◆ Exercise aim: Without the pictures, output the records below word for word.

◆ Provided records:
============

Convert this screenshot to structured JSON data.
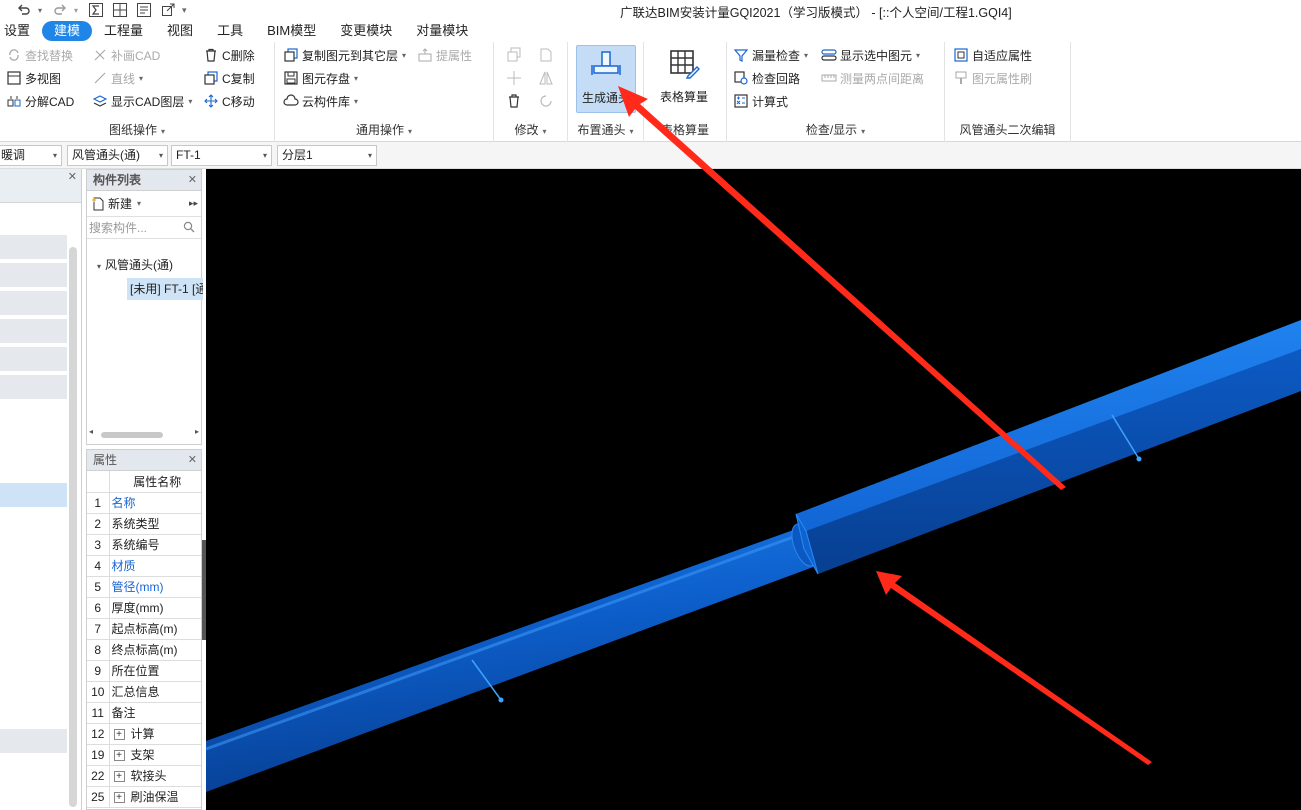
{
  "window": {
    "title": "广联达BIM安装计量GQI2021（学习版模式） - [::个人空间/工程1.GQI4]"
  },
  "quick_access": [
    "undo-icon",
    "redo-icon",
    "sum-icon",
    "grid-icon",
    "panel-icon",
    "export-icon"
  ],
  "menu": {
    "items": [
      "设置",
      "建模",
      "工程量",
      "视图",
      "工具",
      "BIM模型",
      "变更模块",
      "对量模块"
    ],
    "active": "建模"
  },
  "ribbon": {
    "drawing_ops": {
      "label": "图纸操作",
      "find_replace": "查找替换",
      "patch_cad": "补画CAD",
      "c_delete": "C删除",
      "multi_view": "多视图",
      "straight_line": "直线",
      "c_copy": "C复制",
      "explode_cad": "分解CAD",
      "show_cad_layer": "显示CAD图层",
      "c_move": "C移动"
    },
    "general_ops": {
      "label": "通用操作",
      "copy_to_other_floor": "复制图元到其它层",
      "extract_props": "提属性",
      "element_save": "图元存盘",
      "cloud_library": "云构件库"
    },
    "modify": {
      "label": "修改"
    },
    "place_fitting": {
      "label": "布置通头",
      "generate_fitting": "生成通头"
    },
    "table_calc": {
      "label": "表格算量",
      "button": "表格算量"
    },
    "check_display": {
      "label": "检查/显示",
      "leak_check": "漏量检查",
      "show_selected": "显示选中图元",
      "check_loop": "检查回路",
      "measure_distance": "测量两点间距离",
      "formula": "计算式"
    },
    "duct_fitting_edit": {
      "label": "风管通头二次编辑",
      "adaptive_props": "自适应属性",
      "element_brush": "图元属性刷"
    }
  },
  "combobar": {
    "c1": "暖调",
    "c2": "风管通头(通)",
    "c3": "FT-1",
    "c4": "分层1"
  },
  "component_list": {
    "title": "构件列表",
    "new_label": "新建",
    "search_placeholder": "搜索构件...",
    "tree_parent": "风管通头(通)",
    "tree_child": "[未用] FT-1 [通"
  },
  "properties": {
    "title": "属性",
    "header": "属性名称",
    "rows": [
      {
        "n": "1",
        "name": "名称",
        "blue": true
      },
      {
        "n": "2",
        "name": "系统类型",
        "blue": false
      },
      {
        "n": "3",
        "name": "系统编号",
        "blue": false
      },
      {
        "n": "4",
        "name": "材质",
        "blue": true
      },
      {
        "n": "5",
        "name": "管径(mm)",
        "blue": true
      },
      {
        "n": "6",
        "name": "厚度(mm)",
        "blue": false
      },
      {
        "n": "7",
        "name": "起点标高(m)",
        "blue": false
      },
      {
        "n": "8",
        "name": "终点标高(m)",
        "blue": false
      },
      {
        "n": "9",
        "name": "所在位置",
        "blue": false
      },
      {
        "n": "10",
        "name": "汇总信息",
        "blue": false
      },
      {
        "n": "11",
        "name": "备注",
        "blue": false
      },
      {
        "n": "12",
        "name": "计算",
        "blue": false,
        "expand": true
      },
      {
        "n": "19",
        "name": "支架",
        "blue": false,
        "expand": true
      },
      {
        "n": "22",
        "name": "软接头",
        "blue": false,
        "expand": true
      },
      {
        "n": "25",
        "name": "刷油保温",
        "blue": false,
        "expand": true
      }
    ]
  },
  "colors": {
    "accent": "#1f86e8",
    "duct_blue": "#0a5cc4",
    "annotation_red": "#ff2a1a",
    "canvas_bg": "#000000"
  }
}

============

◆ Complete output:
Convert this screenshot to structured JSON data.
{
  "window": {
    "title": "广联达BIM安装计量GQI2021（学习版模式） - [::个人空间/工程1.GQI4]"
  },
  "quick_access": [
    "undo-icon",
    "redo-icon",
    "sum-icon",
    "grid-icon",
    "panel-icon",
    "export-icon"
  ],
  "menu": {
    "items": [
      "设置",
      "建模",
      "工程量",
      "视图",
      "工具",
      "BIM模型",
      "变更模块",
      "对量模块"
    ],
    "active": "建模"
  },
  "ribbon": {
    "drawing_ops": {
      "label": "图纸操作",
      "find_replace": "查找替换",
      "patch_cad": "补画CAD",
      "c_delete": "C删除",
      "multi_view": "多视图",
      "straight_line": "直线",
      "c_copy": "C复制",
      "explode_cad": "分解CAD",
      "show_cad_layer": "显示CAD图层",
      "c_move": "C移动"
    },
    "general_ops": {
      "label": "通用操作",
      "copy_to_other_floor": "复制图元到其它层",
      "extract_props": "提属性",
      "element_save": "图元存盘",
      "cloud_library": "云构件库"
    },
    "modify": {
      "label": "修改"
    },
    "place_fitting": {
      "label": "布置通头",
      "generate_fitting": "生成通头"
    },
    "table_calc": {
      "label": "表格算量",
      "button": "表格算量"
    },
    "check_display": {
      "label": "检查/显示",
      "leak_check": "漏量检查",
      "show_selected": "显示选中图元",
      "check_loop": "检查回路",
      "measure_distance": "测量两点间距离",
      "formula": "计算式"
    },
    "duct_fitting_edit": {
      "label": "风管通头二次编辑",
      "adaptive_props": "自适应属性",
      "element_brush": "图元属性刷"
    }
  },
  "combobar": {
    "c1": "暖调",
    "c2": "风管通头(通)",
    "c3": "FT-1",
    "c4": "分层1"
  },
  "component_list": {
    "title": "构件列表",
    "new_label": "新建",
    "search_placeholder": "搜索构件...",
    "tree_parent": "风管通头(通)",
    "tree_child": "[未用] FT-1 [通"
  },
  "properties": {
    "title": "属性",
    "header": "属性名称",
    "rows": [
      {
        "n": "1",
        "name": "名称",
        "blue": true
      },
      {
        "n": "2",
        "name": "系统类型",
        "blue": false
      },
      {
        "n": "3",
        "name": "系统编号",
        "blue": false
      },
      {
        "n": "4",
        "name": "材质",
        "blue": true
      },
      {
        "n": "5",
        "name": "管径(mm)",
        "blue": true
      },
      {
        "n": "6",
        "name": "厚度(mm)",
        "blue": false
      },
      {
        "n": "7",
        "name": "起点标高(m)",
        "blue": false
      },
      {
        "n": "8",
        "name": "终点标高(m)",
        "blue": false
      },
      {
        "n": "9",
        "name": "所在位置",
        "blue": false
      },
      {
        "n": "10",
        "name": "汇总信息",
        "blue": false
      },
      {
        "n": "11",
        "name": "备注",
        "blue": false
      },
      {
        "n": "12",
        "name": "计算",
        "blue": false,
        "expand": true
      },
      {
        "n": "19",
        "name": "支架",
        "blue": false,
        "expand": true
      },
      {
        "n": "22",
        "name": "软接头",
        "blue": false,
        "expand": true
      },
      {
        "n": "25",
        "name": "刷油保温",
        "blue": false,
        "expand": true
      }
    ]
  },
  "colors": {
    "accent": "#1f86e8",
    "duct_blue": "#0a5cc4",
    "annotation_red": "#ff2a1a",
    "canvas_bg": "#000000"
  }
}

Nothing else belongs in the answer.